- [THE REQUEST]: Start at the line that has "task-check-icon[interactable] — [872, 36, 904, 68]" and stop after the line that has "chat-header: 唐韧的AI助理 基于OpenClaw的AI数字员工". Write out those lines again, changing "interactable" to "clickable" and leaving the rest untouched.
⁂
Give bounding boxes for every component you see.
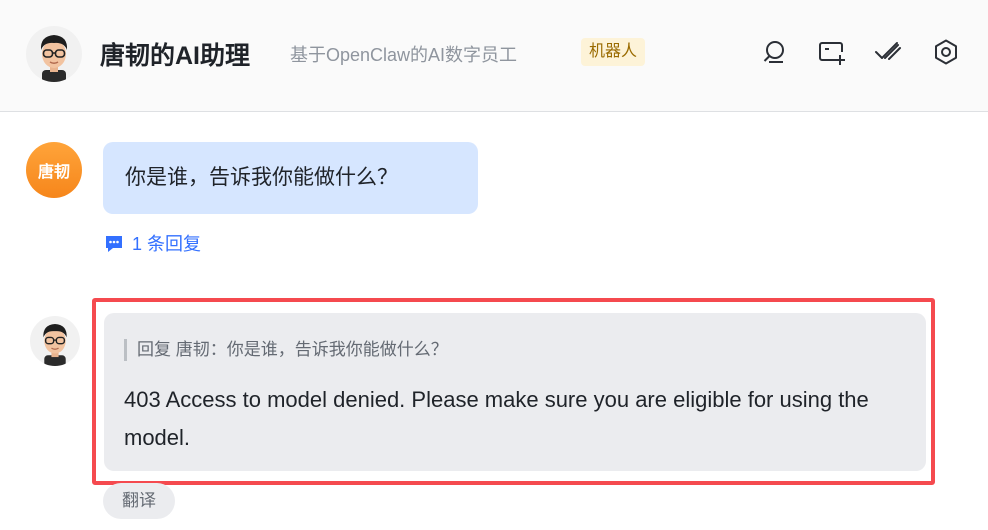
task-check-icon[interactable] — [872, 36, 904, 68]
bot-badge: 机器人 — [581, 38, 646, 66]
comment-icon — [106, 236, 122, 252]
translate-button[interactable]: 翻译 — [103, 483, 175, 519]
bot-avatar[interactable] — [26, 26, 82, 82]
user-avatar[interactable]: 唐韧 — [26, 142, 82, 198]
thread-replies-link[interactable]: 1 条回复 — [104, 230, 201, 256]
chat-header: 唐韧的AI助理 基于OpenClaw的AI数字员工 机器人 — [0, 0, 988, 112]
chat-subtitle: 基于OpenClaw的AI数字员工 — [290, 45, 518, 65]
thread-replies-label: 1 条回复 — [132, 234, 202, 254]
chat-title: 唐韧的AI助理 — [100, 42, 251, 70]
bot-message-avatar[interactable] — [30, 316, 80, 366]
bot-message-bubble: 回复 唐韧：你是谁，告诉我你能做什么？ 403 Access to model … — [104, 313, 926, 471]
settings-icon[interactable] — [930, 36, 962, 68]
new-message-icon[interactable] — [816, 36, 848, 68]
quoted-reply: 回复 唐韧：你是谁，告诉我你能做什么？ — [124, 339, 448, 361]
bot-avatar-illustration — [40, 35, 68, 82]
bot-message-text: 403 Access to model denied. Please make … — [124, 387, 869, 450]
user-message-bubble: 你是谁，告诉我你能做什么？ — [103, 142, 478, 214]
search-icon[interactable] — [758, 36, 790, 68]
bot-avatar-illustration — [43, 324, 67, 366]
⁂
- [THE RESULT]:
task-check-icon[clickable] — [872, 36, 904, 68]
bot-badge: 机器人 — [581, 38, 646, 66]
comment-icon — [106, 236, 122, 252]
translate-button[clickable]: 翻译 — [103, 483, 175, 519]
bot-avatar[clickable] — [26, 26, 82, 82]
user-avatar[clickable]: 唐韧 — [26, 142, 82, 198]
thread-replies-link[clickable]: 1 条回复 — [104, 230, 201, 256]
chat-header: 唐韧的AI助理 基于OpenClaw的AI数字员工 机器人 — [0, 0, 988, 112]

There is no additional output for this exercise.